**What you are asked to do**
Find each line with the word "ἑξῆς" and copy it.

>> BEGIN Data for this task

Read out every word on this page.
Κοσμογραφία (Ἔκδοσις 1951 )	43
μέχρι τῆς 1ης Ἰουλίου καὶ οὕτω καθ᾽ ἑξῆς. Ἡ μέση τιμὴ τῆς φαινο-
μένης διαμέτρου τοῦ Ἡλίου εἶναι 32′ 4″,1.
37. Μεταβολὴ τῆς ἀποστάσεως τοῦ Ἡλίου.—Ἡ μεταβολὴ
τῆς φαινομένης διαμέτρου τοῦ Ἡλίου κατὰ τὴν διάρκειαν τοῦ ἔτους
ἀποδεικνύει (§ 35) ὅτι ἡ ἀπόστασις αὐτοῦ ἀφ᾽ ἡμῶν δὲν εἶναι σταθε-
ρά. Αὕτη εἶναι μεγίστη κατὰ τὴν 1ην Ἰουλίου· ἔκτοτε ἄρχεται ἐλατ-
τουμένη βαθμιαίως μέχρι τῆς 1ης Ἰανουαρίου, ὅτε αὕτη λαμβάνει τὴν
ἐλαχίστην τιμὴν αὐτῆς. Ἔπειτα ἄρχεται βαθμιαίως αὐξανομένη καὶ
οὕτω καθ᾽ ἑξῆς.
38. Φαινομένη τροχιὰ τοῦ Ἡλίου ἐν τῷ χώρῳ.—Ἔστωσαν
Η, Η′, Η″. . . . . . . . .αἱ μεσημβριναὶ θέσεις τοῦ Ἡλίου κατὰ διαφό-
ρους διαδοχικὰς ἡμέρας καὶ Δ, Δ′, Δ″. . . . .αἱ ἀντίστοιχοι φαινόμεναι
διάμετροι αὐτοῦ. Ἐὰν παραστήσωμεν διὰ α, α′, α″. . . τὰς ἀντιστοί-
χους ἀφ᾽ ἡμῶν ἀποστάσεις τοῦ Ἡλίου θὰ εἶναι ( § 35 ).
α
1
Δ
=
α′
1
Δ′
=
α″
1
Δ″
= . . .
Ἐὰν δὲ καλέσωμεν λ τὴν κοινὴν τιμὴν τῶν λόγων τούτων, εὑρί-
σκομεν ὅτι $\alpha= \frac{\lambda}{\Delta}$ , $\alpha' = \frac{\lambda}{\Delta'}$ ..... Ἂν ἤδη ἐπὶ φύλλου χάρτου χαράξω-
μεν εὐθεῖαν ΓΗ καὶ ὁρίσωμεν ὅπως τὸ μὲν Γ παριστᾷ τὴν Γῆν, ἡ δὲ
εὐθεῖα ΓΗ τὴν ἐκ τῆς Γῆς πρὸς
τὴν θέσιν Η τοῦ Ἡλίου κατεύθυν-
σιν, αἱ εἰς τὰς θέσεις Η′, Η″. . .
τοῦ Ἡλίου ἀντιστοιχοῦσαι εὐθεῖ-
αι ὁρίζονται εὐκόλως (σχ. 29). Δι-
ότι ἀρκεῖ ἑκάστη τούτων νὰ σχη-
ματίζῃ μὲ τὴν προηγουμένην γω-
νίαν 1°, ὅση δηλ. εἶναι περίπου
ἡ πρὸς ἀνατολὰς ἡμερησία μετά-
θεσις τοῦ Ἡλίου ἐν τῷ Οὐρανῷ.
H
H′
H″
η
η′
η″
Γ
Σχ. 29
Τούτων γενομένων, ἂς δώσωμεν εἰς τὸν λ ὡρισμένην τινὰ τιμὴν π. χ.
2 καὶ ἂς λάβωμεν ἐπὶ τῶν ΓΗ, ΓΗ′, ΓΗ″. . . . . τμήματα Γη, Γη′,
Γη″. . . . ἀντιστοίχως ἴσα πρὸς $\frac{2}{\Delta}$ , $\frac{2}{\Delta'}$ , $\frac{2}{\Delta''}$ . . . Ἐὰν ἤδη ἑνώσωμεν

>> END Data for this task

**Result below**
μέχρι τῆς 1ης Ἰουλίου καὶ οὕτω καθ᾽ ἑξῆς. Ἡ μέση τιμὴ τῆς φαινο-
οὕτω καθ᾽ ἑξῆς.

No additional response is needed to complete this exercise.